EXERCISE DESCRIPTION →
Of the lines below, count those containing the word "Maximum". Reply with the number alone.

INPUT MATERIAL →
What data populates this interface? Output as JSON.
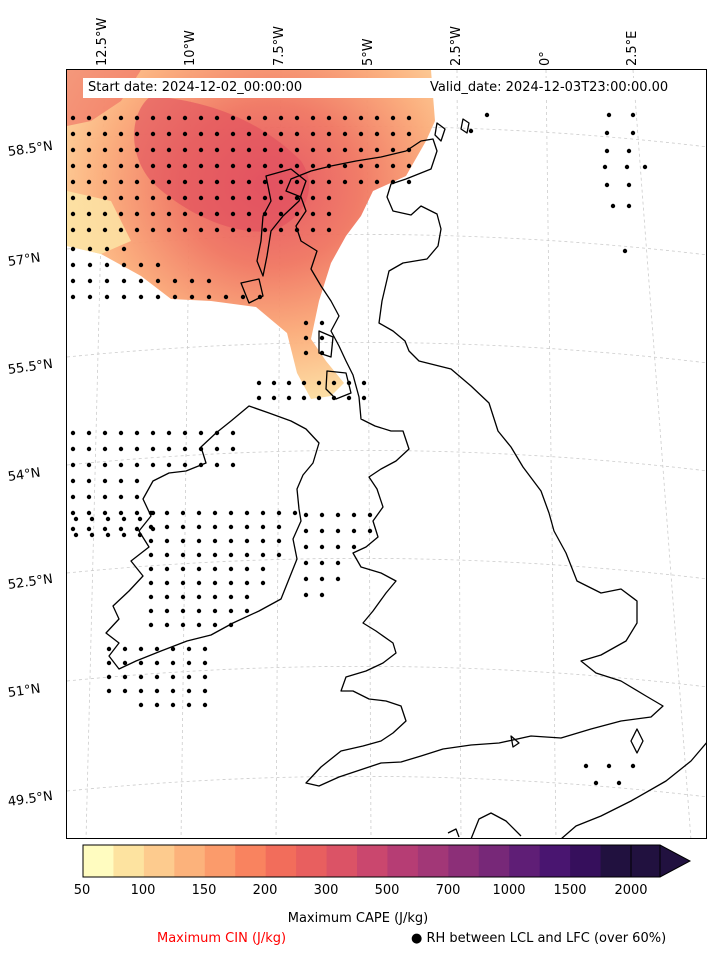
{
  "map": {
    "lon_labels": [
      "12.5°W",
      "10°W",
      "7.5°W",
      "5°W",
      "2.5°W",
      "0°",
      "2.5°E"
    ],
    "lat_labels": [
      "58.5°N",
      "57°N",
      "55.5°N",
      "54°N",
      "52.5°N",
      "51°N",
      "49.5°N"
    ],
    "start_date": "Start date: 2024-12-02_00:00:00",
    "valid_date": "Valid_date: 2024-12-03T23:00:00.00",
    "coastline_color": "#000000",
    "grid_color": "#cccccc"
  },
  "colorbar": {
    "ticks": [
      "50",
      "100",
      "150",
      "200",
      "300",
      "500",
      "700",
      "1000",
      "1500",
      "2000"
    ],
    "colors": [
      "#fffcc0",
      "#fde3a0",
      "#fdcb8e",
      "#fcb27b",
      "#fb9b6b",
      "#f9835f",
      "#f26d5b",
      "#e85f5f",
      "#db5366",
      "#ca476e",
      "#b63d74",
      "#a23777",
      "#8c2f78",
      "#772878",
      "#5f1e76",
      "#491570",
      "#360f5c",
      "#21113f"
    ],
    "label": "Maximum CAPE (J/kg)",
    "extend": "max"
  },
  "legend": {
    "cin_label": "Maximum CIN (J/kg)",
    "cin_color": "#ff0000",
    "rh_label": "● RH between LCL and LFC (over 60%)"
  }
}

THE SOLUTION →
2